BEGIN MATERIAL TO PROCESS

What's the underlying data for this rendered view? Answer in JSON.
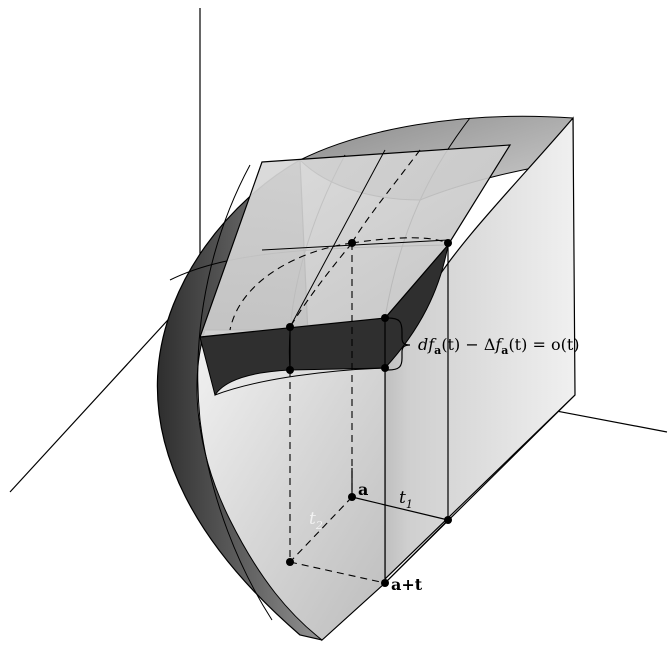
{
  "labels": {
    "point_a": "a",
    "point_a_plus_t": "a+t",
    "t1": "t",
    "t1_sub": "1",
    "t2": "t",
    "t2_sub": "2",
    "eq": {
      "d": "d",
      "f1": "f",
      "sub1": "a",
      "paren1": "(t)",
      "minus": " − Δ",
      "f2": "f",
      "sub2": "a",
      "paren2": "(t)",
      "eqo": " = o(t)"
    }
  },
  "colors": {
    "surface_light": "#d9d9d9",
    "surface_mid": "#9a9a9a",
    "surface_dark": "#3a3a3a",
    "tangent_plane": "#c8c8c8",
    "line": "#000000"
  }
}
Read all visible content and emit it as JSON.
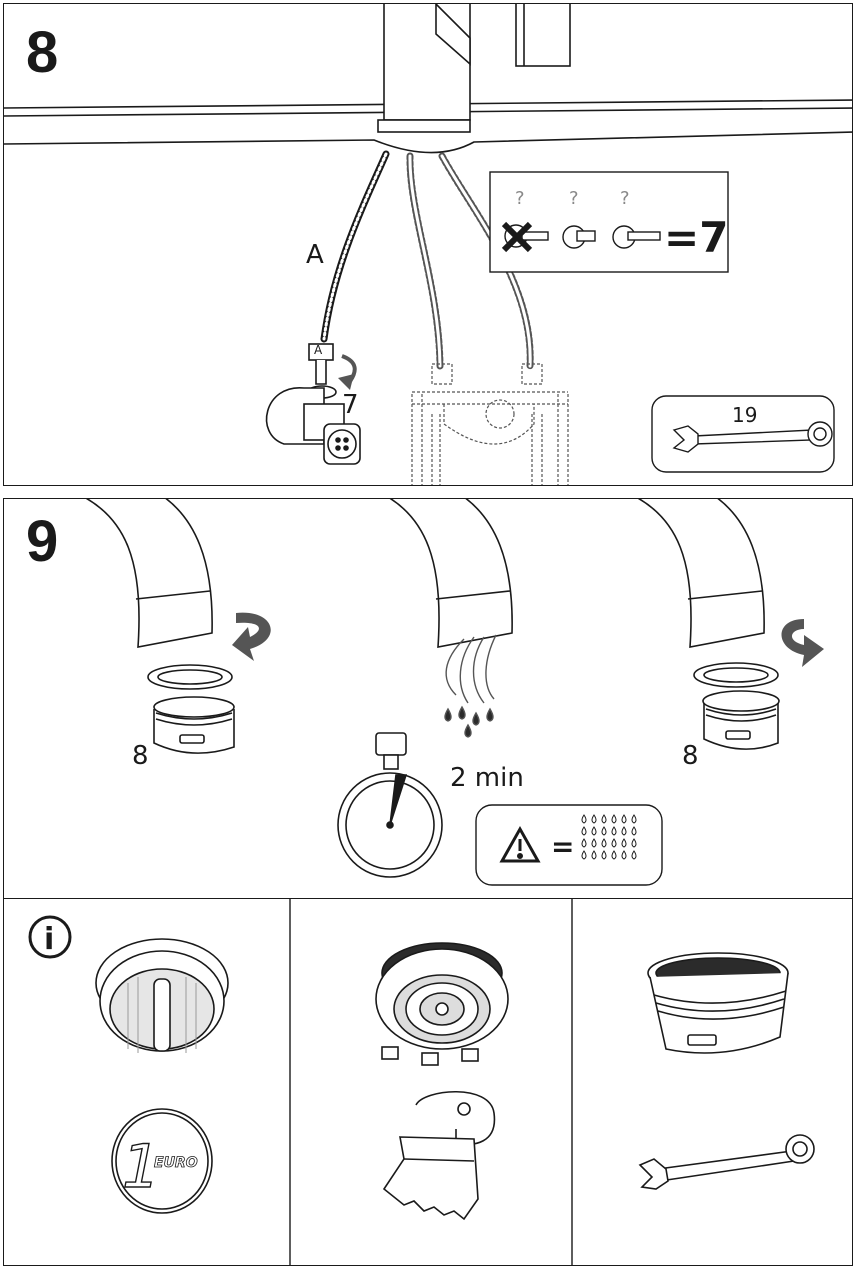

END MATERIAL TO PROCESS

Repeat the records above exactly, omitting every picture.

What's the underlying data for this rendered view? Answer in JSON.
{
  "labels": {
    "point_a": "a",
    "point_a_plus_t": "a+t",
    "t1": "t",
    "t1_sub": "1",
    "t2": "t",
    "t2_sub": "2",
    "eq": {
      "d": "d",
      "f1": "f",
      "sub1": "a",
      "paren1": "(t)",
      "minus": " − Δ",
      "f2": "f",
      "sub2": "a",
      "paren2": "(t)",
      "eqo": " = o(t)"
    }
  },
  "colors": {
    "surface_light": "#d9d9d9",
    "surface_mid": "#9a9a9a",
    "surface_dark": "#3a3a3a",
    "tangent_plane": "#c8c8c8",
    "line": "#000000"
  }
}
Read all visible content and emit it as JSON.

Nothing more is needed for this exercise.